- [Set problem] Take each line containing "series" and report it exactly as written.

-------- Provided data --------

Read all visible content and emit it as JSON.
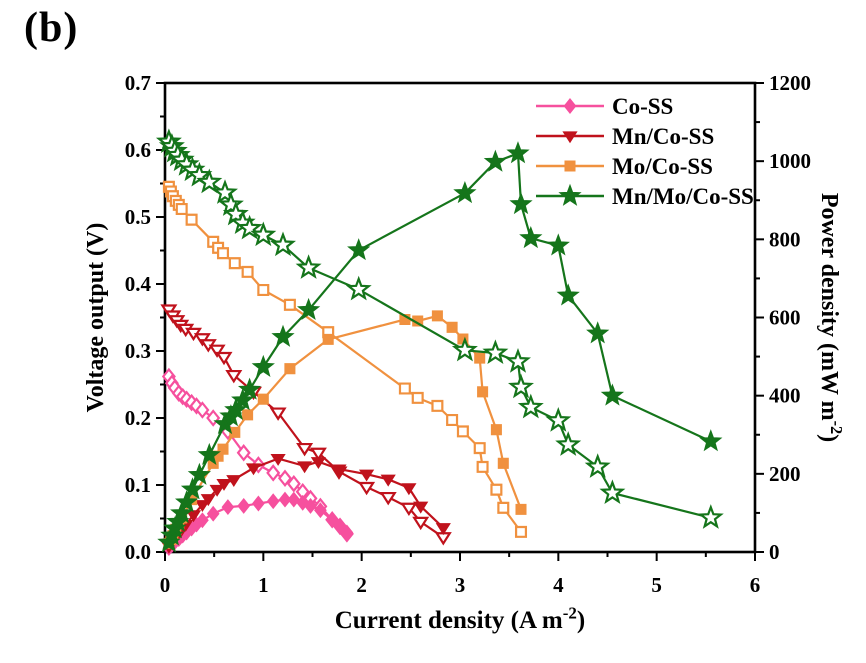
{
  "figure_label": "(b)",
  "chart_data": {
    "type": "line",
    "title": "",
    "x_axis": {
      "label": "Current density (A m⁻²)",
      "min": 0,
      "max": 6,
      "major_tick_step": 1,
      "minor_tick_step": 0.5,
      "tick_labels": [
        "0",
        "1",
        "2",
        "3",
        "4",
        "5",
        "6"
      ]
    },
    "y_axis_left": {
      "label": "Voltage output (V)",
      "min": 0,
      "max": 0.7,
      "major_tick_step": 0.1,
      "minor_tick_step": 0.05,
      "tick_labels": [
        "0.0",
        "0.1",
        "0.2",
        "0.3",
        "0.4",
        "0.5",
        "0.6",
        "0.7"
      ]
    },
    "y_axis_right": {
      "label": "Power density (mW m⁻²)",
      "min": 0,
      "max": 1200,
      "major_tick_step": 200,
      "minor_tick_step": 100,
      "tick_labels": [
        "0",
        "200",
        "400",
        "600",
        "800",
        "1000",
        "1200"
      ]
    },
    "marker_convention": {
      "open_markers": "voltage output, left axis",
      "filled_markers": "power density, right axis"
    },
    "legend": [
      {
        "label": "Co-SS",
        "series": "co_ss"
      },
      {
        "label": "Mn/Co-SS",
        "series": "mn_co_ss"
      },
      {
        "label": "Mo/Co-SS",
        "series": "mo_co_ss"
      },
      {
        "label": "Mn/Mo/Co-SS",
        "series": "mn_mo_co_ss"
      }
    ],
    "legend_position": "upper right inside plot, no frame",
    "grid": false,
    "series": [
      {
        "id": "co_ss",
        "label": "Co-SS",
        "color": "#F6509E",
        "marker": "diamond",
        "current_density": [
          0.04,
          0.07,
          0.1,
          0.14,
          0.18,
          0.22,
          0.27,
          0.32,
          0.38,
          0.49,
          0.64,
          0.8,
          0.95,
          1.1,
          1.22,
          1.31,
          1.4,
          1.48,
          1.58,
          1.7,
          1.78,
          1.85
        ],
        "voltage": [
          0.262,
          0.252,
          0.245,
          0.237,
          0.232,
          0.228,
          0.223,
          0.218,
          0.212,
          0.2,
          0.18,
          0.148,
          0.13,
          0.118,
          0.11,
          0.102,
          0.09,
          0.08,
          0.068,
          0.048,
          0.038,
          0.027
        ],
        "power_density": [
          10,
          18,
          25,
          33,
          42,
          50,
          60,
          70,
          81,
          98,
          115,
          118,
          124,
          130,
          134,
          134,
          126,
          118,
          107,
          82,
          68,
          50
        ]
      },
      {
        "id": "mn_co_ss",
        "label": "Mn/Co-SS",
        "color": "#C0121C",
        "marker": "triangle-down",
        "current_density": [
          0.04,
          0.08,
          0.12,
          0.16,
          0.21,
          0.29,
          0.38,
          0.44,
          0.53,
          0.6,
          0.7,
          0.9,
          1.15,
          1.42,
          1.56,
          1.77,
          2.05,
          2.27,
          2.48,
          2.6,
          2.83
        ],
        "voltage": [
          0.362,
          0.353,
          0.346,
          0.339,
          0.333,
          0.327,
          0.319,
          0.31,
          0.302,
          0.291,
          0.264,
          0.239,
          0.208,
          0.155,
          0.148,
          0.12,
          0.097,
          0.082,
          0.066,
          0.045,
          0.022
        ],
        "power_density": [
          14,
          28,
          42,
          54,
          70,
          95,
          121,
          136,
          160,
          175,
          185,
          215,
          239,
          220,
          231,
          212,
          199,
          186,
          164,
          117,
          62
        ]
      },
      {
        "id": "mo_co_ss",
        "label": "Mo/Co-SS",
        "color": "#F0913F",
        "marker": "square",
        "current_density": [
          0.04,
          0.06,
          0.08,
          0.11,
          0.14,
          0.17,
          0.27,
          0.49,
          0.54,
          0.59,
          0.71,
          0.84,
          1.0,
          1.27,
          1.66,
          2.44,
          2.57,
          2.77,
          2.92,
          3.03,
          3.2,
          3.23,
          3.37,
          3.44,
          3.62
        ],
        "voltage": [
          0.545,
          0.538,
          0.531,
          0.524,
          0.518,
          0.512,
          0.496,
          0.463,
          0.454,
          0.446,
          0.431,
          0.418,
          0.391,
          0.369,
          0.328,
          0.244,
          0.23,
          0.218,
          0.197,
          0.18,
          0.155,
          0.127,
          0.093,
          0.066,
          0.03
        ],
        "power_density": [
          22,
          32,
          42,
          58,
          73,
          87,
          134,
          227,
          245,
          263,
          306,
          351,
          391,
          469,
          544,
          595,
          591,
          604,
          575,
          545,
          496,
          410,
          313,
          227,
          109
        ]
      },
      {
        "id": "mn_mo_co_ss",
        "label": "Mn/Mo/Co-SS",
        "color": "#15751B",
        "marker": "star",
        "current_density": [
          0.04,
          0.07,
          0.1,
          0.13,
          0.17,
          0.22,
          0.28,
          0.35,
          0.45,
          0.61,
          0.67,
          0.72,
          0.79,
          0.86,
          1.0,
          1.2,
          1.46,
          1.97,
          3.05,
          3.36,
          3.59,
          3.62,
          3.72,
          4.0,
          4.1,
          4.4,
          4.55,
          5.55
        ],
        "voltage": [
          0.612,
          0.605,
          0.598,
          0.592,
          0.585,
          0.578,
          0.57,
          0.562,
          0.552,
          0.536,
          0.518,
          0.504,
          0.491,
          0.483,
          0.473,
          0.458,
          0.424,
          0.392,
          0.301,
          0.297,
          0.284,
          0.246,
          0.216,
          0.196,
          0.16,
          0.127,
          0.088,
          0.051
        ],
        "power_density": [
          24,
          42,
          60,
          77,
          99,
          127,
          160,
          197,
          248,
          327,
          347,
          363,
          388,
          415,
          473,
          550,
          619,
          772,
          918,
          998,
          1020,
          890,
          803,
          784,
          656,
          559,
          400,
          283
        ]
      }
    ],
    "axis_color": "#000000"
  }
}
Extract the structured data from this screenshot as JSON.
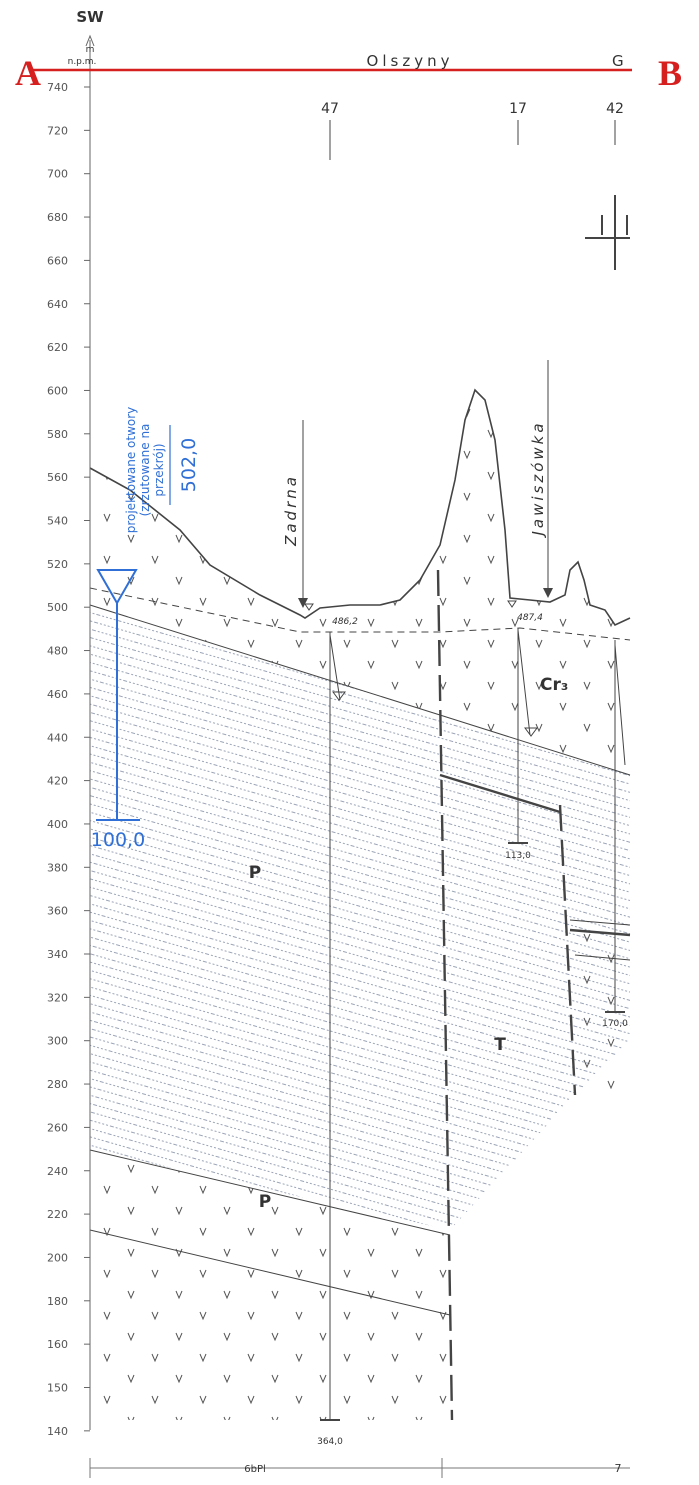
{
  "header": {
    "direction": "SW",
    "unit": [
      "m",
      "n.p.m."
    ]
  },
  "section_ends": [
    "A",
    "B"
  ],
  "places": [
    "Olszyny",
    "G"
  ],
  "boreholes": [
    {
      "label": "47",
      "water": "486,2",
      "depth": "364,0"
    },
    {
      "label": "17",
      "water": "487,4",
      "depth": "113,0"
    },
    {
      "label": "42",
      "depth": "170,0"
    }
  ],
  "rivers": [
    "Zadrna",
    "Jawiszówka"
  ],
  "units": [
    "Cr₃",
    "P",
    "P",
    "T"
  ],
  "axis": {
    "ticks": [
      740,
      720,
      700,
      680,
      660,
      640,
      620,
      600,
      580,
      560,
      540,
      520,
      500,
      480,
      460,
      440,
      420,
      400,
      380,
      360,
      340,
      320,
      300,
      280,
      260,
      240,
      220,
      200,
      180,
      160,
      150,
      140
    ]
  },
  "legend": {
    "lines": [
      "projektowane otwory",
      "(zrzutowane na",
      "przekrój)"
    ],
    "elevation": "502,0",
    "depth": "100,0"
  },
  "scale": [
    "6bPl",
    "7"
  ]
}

--------
-------- Provided data --------

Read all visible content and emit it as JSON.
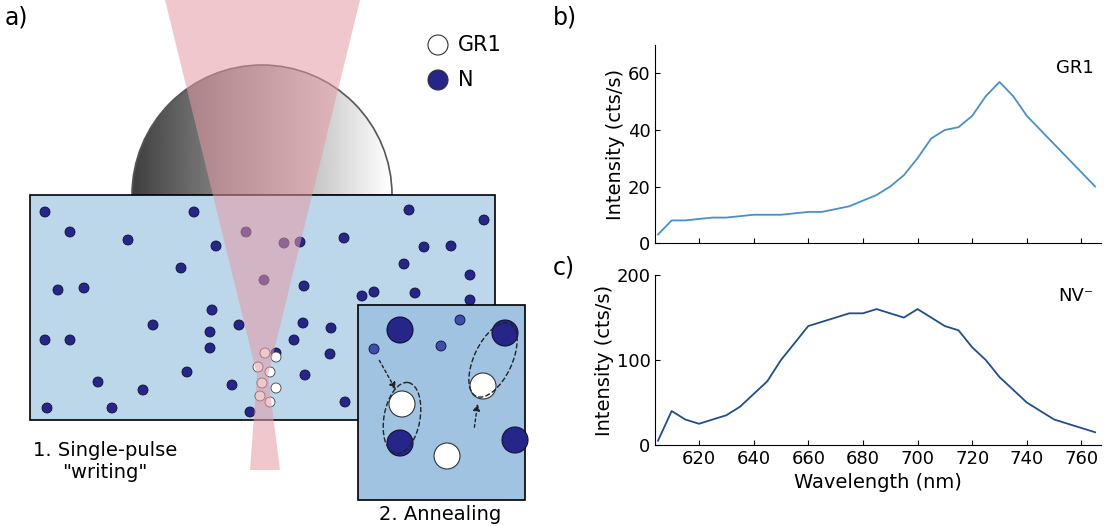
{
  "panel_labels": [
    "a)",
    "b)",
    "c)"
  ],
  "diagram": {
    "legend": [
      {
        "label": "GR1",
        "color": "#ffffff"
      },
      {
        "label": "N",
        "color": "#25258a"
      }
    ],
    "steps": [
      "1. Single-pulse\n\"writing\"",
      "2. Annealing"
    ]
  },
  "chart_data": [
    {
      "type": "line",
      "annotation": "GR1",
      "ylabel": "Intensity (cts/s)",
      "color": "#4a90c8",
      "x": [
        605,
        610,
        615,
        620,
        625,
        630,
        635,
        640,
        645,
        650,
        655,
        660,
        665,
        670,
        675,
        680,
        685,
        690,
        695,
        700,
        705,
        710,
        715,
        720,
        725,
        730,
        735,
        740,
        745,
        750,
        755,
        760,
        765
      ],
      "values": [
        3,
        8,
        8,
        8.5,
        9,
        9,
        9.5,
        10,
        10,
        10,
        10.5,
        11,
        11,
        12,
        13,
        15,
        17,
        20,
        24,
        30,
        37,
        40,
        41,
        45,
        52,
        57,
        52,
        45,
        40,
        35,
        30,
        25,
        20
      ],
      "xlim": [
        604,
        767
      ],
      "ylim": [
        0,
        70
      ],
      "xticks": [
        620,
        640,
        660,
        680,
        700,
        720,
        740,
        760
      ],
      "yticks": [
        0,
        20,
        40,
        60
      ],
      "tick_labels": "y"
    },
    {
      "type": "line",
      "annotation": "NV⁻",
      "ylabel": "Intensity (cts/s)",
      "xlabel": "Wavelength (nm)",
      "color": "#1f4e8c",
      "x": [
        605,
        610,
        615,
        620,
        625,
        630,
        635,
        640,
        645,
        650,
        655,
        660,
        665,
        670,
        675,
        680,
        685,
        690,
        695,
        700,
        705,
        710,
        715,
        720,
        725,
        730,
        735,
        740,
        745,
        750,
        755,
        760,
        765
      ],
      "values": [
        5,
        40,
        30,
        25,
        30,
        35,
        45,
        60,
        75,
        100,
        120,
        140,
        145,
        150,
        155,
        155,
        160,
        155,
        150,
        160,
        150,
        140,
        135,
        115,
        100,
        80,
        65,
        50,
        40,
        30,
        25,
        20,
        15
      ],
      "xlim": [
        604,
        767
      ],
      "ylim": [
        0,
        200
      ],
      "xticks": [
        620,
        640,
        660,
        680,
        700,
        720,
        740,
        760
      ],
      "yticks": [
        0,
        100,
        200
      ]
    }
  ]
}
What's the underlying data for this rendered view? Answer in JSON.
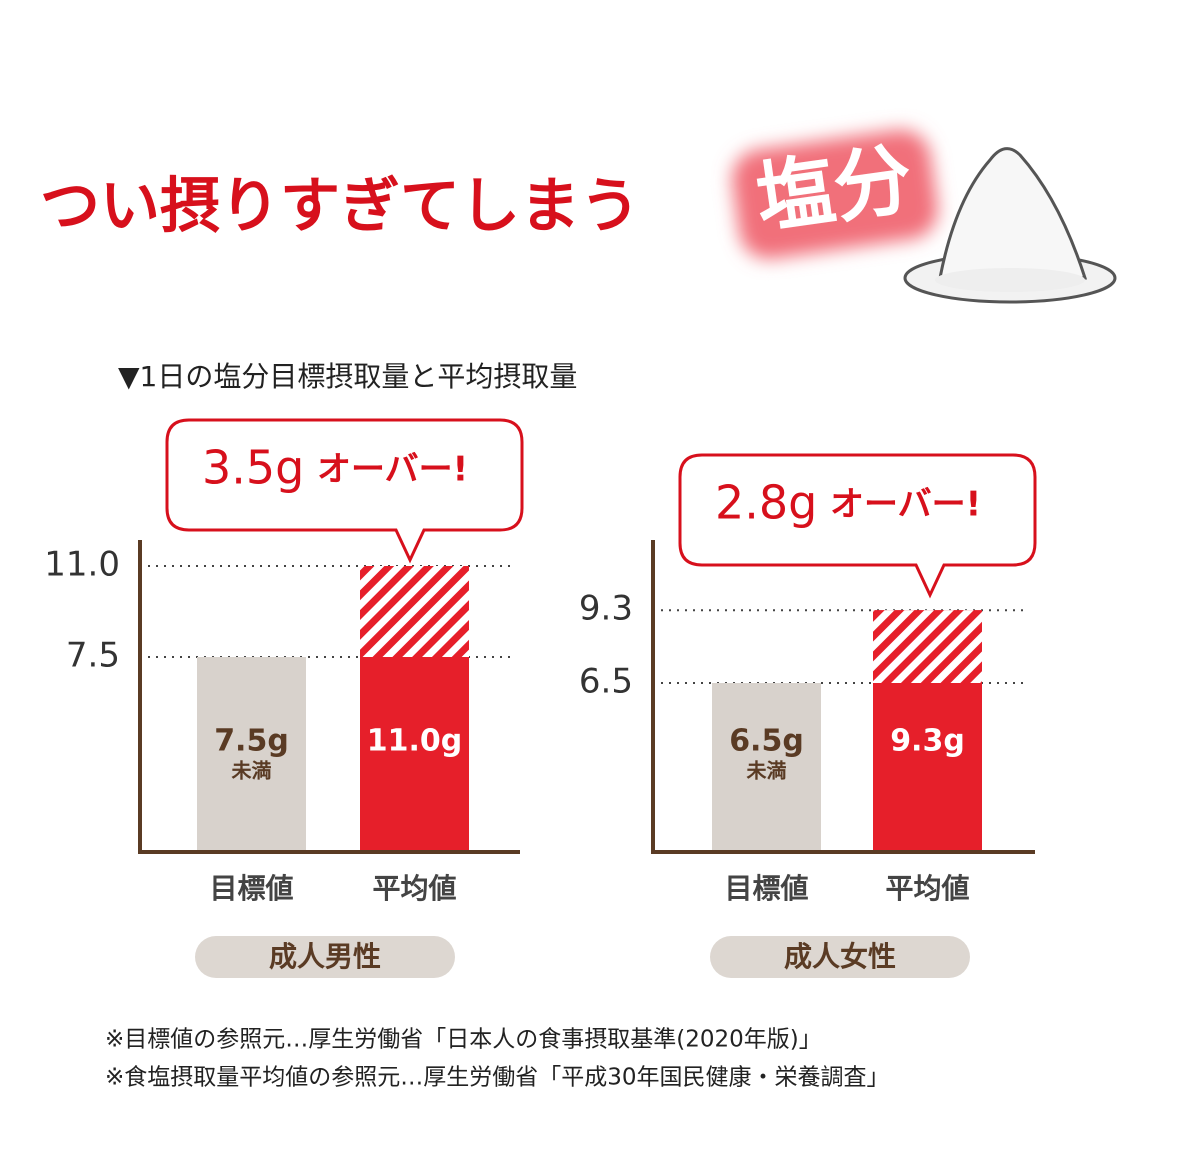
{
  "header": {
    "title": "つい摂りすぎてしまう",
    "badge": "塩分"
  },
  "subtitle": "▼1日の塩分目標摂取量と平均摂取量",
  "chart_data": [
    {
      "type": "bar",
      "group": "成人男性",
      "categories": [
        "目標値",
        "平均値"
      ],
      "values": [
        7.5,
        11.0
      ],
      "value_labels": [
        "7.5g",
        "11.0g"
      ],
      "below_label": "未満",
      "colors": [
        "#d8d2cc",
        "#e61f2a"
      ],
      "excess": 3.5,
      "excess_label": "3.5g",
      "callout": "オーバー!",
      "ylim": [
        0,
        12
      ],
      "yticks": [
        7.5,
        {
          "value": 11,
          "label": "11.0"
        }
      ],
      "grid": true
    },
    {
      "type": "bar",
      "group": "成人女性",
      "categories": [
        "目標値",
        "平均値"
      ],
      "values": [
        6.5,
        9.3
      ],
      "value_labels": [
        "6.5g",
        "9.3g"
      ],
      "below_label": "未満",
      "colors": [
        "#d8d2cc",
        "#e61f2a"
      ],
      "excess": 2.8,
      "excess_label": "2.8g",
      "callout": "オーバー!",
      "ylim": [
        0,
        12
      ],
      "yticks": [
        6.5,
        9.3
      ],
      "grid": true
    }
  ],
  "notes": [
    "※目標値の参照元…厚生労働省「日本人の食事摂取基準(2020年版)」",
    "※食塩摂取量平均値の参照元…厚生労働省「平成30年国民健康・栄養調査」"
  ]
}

--------

- [Result]
        "series": "co_ss"
        "series": "mn_co_ss"
        "series": "mo_co_ss"
        "series": "mn_mo_co_ss"
    "series": [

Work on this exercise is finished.